# Exercise inputs
(begin)
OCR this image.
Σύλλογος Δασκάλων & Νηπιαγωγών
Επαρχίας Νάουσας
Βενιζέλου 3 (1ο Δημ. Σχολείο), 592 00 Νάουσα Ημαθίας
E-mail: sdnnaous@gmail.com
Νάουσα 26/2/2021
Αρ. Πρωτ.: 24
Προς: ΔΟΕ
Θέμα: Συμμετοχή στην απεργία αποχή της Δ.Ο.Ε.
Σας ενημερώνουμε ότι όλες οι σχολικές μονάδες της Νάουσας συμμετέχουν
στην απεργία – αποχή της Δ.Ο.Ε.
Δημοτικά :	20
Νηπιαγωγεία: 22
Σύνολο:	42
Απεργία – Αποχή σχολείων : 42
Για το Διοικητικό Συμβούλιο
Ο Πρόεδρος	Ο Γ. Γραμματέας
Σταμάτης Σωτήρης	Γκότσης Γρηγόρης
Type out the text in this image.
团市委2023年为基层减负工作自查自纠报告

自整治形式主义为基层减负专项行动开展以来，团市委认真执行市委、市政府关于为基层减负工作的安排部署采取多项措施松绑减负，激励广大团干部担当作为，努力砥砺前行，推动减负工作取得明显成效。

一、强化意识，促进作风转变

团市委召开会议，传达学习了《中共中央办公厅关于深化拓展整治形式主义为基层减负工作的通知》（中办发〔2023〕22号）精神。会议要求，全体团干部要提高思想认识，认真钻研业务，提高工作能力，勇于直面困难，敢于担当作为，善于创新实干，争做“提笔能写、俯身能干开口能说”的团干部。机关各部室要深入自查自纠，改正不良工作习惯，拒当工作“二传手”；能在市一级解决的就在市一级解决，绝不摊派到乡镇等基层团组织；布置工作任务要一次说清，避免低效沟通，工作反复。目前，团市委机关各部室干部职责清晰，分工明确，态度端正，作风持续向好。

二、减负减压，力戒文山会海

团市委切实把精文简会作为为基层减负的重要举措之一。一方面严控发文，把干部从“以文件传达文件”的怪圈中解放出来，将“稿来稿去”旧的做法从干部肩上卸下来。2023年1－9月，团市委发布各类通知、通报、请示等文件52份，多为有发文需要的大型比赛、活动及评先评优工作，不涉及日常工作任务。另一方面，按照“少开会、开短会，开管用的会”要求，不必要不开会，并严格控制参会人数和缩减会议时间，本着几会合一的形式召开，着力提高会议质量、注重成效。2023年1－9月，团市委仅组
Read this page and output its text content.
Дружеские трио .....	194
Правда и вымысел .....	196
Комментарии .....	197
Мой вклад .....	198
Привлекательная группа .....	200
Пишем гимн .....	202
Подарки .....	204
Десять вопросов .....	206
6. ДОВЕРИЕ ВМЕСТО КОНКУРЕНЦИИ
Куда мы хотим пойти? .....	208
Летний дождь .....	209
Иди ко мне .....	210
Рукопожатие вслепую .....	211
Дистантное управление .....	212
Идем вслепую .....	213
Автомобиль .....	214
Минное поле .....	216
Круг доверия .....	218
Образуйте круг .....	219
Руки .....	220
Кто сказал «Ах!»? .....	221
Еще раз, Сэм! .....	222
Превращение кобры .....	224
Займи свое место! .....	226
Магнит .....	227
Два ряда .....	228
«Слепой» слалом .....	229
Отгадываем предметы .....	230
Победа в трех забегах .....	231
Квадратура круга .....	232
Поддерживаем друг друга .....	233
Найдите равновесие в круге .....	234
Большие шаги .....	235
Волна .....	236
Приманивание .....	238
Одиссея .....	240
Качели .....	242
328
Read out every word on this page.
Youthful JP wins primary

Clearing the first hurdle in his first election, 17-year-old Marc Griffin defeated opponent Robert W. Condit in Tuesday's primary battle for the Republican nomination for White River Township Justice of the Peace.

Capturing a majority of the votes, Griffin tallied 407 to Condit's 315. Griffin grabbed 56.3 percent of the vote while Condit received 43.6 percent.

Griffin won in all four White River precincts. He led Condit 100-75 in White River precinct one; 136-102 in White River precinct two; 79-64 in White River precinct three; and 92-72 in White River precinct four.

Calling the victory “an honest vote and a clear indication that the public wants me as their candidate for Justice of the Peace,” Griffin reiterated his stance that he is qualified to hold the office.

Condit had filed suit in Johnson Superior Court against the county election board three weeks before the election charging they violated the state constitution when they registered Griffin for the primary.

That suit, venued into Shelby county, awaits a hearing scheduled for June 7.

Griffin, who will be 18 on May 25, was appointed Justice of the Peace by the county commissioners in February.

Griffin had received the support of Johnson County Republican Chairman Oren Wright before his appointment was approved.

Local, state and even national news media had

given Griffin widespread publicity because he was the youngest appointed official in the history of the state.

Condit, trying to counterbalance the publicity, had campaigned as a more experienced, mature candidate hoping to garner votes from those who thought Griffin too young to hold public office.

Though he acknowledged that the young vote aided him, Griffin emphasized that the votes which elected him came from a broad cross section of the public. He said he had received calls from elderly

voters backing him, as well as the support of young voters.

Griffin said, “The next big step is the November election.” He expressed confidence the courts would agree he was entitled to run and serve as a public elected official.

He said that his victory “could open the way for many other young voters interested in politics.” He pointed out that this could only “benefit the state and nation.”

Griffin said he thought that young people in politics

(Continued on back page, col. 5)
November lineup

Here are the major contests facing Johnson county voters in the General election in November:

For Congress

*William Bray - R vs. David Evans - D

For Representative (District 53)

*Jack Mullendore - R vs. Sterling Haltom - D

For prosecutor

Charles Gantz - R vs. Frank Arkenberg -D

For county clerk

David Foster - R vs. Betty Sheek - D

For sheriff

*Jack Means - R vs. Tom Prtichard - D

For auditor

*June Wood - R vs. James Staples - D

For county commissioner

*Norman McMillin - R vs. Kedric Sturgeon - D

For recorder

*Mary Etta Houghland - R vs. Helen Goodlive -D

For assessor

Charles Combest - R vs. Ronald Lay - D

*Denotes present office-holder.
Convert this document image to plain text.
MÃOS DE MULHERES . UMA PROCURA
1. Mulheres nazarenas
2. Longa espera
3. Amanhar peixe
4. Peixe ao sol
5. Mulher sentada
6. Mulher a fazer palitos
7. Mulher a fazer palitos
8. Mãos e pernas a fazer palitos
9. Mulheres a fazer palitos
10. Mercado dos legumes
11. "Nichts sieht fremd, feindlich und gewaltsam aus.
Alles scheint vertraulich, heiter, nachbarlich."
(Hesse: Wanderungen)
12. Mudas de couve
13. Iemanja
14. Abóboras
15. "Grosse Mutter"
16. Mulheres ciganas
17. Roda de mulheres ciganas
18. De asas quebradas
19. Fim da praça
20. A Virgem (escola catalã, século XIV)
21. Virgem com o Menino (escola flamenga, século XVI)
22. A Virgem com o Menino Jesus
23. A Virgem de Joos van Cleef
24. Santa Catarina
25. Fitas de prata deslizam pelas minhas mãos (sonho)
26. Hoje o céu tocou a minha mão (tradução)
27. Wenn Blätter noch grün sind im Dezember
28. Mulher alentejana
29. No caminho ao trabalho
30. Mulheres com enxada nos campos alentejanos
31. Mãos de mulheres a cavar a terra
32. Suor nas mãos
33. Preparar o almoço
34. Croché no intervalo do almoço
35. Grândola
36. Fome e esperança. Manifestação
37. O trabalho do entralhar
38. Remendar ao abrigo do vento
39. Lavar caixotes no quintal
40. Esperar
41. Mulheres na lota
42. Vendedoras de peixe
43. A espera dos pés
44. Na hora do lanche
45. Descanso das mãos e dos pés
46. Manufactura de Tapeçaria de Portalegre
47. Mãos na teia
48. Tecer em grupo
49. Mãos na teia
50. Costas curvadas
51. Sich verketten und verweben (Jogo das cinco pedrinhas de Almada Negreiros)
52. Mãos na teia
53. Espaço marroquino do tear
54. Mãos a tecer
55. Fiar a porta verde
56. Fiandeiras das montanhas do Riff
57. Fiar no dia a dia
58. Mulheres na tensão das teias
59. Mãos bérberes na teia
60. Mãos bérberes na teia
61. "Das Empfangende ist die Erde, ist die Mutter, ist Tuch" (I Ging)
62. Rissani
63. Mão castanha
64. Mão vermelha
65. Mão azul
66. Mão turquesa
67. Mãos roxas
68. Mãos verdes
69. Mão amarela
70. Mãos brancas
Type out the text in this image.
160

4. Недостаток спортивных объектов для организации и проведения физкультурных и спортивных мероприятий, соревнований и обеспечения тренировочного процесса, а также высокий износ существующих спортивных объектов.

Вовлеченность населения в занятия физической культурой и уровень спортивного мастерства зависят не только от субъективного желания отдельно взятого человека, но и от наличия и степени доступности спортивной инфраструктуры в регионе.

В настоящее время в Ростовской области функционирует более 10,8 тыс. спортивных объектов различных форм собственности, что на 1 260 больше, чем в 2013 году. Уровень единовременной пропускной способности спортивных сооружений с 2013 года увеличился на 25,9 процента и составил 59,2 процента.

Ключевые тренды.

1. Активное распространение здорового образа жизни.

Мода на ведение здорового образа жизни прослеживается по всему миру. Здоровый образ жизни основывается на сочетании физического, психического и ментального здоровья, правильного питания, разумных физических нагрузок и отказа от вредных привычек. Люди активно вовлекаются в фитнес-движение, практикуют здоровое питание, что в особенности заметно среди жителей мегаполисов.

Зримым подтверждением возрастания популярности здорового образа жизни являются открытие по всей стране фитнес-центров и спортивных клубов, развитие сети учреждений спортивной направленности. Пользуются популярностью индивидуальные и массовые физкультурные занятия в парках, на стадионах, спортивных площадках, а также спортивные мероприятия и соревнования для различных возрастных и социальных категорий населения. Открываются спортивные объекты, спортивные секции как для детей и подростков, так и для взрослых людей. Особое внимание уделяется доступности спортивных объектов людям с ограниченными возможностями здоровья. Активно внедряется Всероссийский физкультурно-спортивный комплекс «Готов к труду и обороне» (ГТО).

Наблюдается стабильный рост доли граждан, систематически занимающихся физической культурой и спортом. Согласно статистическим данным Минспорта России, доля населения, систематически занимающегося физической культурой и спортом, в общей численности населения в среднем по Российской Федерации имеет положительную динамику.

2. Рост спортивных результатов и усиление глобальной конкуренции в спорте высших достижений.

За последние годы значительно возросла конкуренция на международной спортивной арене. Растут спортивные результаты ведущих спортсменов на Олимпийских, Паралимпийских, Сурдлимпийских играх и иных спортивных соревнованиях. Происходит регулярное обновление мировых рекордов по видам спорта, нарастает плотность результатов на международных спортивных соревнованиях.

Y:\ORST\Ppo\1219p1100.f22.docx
(end)
# Exercise
Look through the entries above for the word "before". Copy every line where it shows up.

# Output for this task
Condit had filed suit in Johnson Superior Court against the county election board three weeks before the election charging they violated the state constitution when they registered Griffin for the primary.
Griffin had received the support of Johnson County Republican Chairman Oren Wright before his appointment was approved.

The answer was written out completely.